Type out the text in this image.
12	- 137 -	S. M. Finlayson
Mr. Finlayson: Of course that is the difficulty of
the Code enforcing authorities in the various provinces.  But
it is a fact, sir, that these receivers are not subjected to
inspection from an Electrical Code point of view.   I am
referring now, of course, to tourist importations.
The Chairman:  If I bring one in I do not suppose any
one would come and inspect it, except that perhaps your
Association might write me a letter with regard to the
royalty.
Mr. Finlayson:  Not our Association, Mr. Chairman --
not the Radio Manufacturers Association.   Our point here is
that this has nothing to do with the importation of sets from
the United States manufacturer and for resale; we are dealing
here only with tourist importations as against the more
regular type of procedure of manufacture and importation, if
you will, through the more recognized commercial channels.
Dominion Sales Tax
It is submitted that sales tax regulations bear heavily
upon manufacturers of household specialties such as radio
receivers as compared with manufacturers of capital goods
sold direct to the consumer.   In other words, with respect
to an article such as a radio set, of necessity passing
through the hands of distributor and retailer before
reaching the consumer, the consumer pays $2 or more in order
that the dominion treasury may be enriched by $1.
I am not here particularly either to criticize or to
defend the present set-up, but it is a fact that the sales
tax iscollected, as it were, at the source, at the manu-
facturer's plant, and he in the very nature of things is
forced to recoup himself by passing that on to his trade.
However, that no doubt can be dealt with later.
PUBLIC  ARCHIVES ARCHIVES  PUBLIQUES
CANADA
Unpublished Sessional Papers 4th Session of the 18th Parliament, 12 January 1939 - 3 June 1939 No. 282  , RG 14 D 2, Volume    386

- - - - - - -

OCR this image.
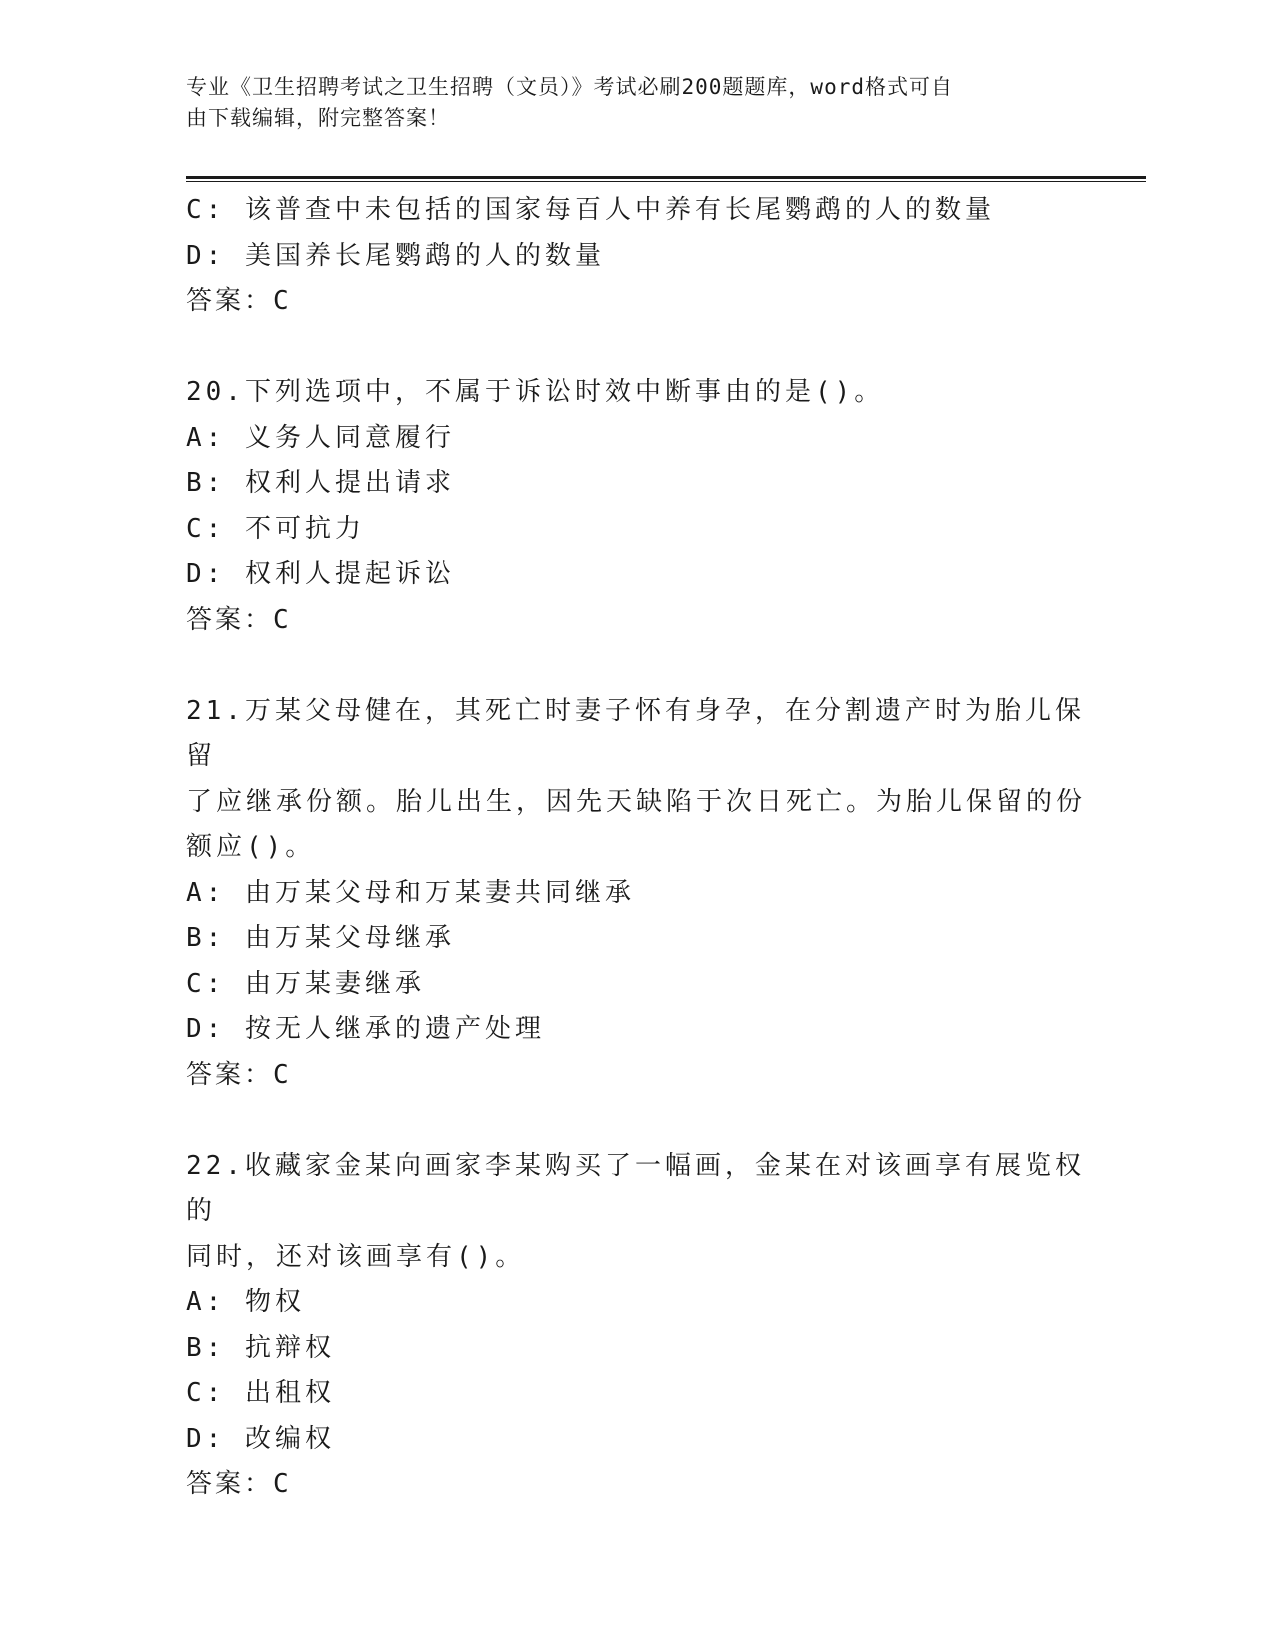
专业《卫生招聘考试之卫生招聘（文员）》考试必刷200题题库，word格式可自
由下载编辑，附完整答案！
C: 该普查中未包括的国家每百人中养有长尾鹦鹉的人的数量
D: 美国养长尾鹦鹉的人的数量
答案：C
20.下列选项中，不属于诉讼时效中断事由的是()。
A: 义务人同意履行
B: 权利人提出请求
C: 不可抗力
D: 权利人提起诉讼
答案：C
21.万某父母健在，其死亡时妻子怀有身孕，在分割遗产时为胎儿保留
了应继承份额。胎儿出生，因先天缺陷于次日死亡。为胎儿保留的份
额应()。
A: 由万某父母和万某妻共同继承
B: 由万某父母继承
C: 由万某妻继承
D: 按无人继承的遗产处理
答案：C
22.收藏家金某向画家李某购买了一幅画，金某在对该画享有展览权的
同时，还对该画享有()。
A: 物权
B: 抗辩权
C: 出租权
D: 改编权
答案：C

- - - - - - -

THE EXERCISE
Set out every line from the material that contains the string "here".

OUTPUT FOR THIS EXERCISE
not the Radio Manufacturers Association.   Our point here is
here only with tourist importations as against the more
I am not here particularly either to criticize or to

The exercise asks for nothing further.